Estratto del documento:
↓

Padre e figlia sul bordo del lago. “Regina”, quando la rimozione è un fatto di famiglia

In sala dal 27 maggio (per Adler Entertainment) “Regina” esordio di Alessandro Grande, presentato al Torinofilmfest 2020 come unico italiano del concorso. Ispirandosi molto liberamente al libro di Massimo Recalcati, “Il complesso di Telemaco” è un film sulla rimozione, o sul tentativo di rimozione ancor prima che sul rapporto padre figlia. Tema che in alcuni momenti sembra prendere il sopravvento, finendo col rubare un po’ di profondità ai personaggi e alle loro vicende …

Film sulla rimozione, o sul tentativo di rimozione ancor prima che sul rapporto padre figlia. Regina, primo lungometraggio di Alessandro Grande, unico italiano in concorso al TFF 38, si volge in un entroterra calabrese dall’aspetto vitreo, dominato dalla lucentezza del lago davanti a cui Regina e suo padre vivono.

↑

Cosa fare: Aggiorna il pezzo dell'articolo sul film Regina che va da "In sala dal" giù fino a "suo padre vivono.", mettendo "negazione" al posto di "rimozione".

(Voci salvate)
↓

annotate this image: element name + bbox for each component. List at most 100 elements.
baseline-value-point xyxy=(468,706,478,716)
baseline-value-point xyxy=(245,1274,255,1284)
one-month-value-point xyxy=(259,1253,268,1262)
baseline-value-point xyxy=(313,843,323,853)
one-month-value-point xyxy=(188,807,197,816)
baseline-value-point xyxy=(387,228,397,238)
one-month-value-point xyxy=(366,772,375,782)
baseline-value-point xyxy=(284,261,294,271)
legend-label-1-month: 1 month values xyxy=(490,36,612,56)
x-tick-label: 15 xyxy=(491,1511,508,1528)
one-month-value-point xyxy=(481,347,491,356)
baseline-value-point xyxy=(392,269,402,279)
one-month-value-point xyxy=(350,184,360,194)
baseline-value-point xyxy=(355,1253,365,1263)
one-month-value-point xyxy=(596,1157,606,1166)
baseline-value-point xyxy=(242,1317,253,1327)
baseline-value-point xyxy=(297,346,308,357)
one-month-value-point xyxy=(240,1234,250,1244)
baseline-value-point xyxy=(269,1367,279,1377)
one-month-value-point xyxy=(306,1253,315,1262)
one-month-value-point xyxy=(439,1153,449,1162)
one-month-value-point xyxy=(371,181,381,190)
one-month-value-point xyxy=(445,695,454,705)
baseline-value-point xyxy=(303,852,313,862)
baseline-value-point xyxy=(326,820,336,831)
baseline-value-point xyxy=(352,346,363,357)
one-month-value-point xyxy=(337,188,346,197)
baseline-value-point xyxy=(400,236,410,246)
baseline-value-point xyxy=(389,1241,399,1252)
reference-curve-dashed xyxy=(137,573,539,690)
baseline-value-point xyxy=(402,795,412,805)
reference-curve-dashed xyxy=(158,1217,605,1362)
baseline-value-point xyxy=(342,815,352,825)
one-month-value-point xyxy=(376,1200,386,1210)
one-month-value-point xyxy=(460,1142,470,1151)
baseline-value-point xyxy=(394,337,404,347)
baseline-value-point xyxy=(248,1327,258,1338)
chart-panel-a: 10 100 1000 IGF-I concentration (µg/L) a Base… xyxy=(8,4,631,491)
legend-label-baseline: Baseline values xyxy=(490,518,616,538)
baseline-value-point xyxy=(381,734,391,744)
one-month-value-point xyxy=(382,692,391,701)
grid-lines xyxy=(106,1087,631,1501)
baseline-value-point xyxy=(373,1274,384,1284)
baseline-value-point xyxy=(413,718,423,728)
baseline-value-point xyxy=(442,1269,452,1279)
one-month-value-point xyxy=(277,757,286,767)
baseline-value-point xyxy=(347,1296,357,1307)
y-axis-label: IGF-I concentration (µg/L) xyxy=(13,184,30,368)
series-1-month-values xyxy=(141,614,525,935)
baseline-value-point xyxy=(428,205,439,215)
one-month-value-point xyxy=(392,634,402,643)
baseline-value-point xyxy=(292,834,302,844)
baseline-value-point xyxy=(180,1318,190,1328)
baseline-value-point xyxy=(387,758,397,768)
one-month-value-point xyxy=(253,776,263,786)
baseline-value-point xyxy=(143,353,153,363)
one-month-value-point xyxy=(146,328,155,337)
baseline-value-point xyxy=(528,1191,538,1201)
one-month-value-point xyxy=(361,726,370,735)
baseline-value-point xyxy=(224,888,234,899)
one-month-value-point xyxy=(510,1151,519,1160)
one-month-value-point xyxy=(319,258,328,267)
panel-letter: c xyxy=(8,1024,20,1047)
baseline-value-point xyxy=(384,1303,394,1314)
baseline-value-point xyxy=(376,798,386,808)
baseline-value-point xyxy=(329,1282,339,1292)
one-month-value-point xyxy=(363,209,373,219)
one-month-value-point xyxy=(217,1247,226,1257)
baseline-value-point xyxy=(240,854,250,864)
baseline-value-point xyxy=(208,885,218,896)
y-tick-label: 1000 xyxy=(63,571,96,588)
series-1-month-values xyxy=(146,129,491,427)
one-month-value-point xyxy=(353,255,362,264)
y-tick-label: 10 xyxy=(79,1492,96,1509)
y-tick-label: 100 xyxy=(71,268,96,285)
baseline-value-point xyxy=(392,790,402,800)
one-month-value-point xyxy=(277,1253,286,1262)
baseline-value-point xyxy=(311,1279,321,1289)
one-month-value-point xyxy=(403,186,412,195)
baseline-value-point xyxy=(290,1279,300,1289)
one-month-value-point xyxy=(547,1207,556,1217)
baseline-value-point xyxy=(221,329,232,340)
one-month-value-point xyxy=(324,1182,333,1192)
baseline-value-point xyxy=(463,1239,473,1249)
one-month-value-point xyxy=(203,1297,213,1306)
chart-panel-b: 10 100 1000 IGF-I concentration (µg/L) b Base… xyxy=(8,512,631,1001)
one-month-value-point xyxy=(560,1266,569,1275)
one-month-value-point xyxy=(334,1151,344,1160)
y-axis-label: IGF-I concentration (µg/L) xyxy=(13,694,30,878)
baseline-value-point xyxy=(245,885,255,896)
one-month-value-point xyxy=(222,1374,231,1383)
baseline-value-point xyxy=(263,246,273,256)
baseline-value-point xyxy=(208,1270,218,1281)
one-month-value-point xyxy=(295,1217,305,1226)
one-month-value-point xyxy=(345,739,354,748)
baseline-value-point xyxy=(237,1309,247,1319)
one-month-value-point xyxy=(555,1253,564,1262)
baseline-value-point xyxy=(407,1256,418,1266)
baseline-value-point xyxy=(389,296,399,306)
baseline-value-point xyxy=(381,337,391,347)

↑

Soluzione:
In sala dal 27 maggio (per Adler Entertainment) “Regina” esordio di Alessandro Grande, presentato al Torinofilmfest 2020 come unico italiano del concorso. Ispirandosi molto liberamente al libro di Massimo Recalcati, “Il complesso di Telemaco” è un film sulla negazione, o sul tentativo di negazione ancor prima che sul rapporto padre figlia. Tema che in alcuni momenti sembra prendere il sopravvento, finendo col rubare un po’ di profondità ai personaggi e alle loro vicende …

Film sulla negazione, o sul tentativo di negazione ancor prima che sul rapporto padre figlia. Regina, primo lungometraggio di Alessandro Grande, unico italiano in concorso al TFF 38, si volge in un entroterra calabrese dall’aspetto vitreo, dominato dalla lucentezza del lago davanti a cui Regina e suo padre vivono.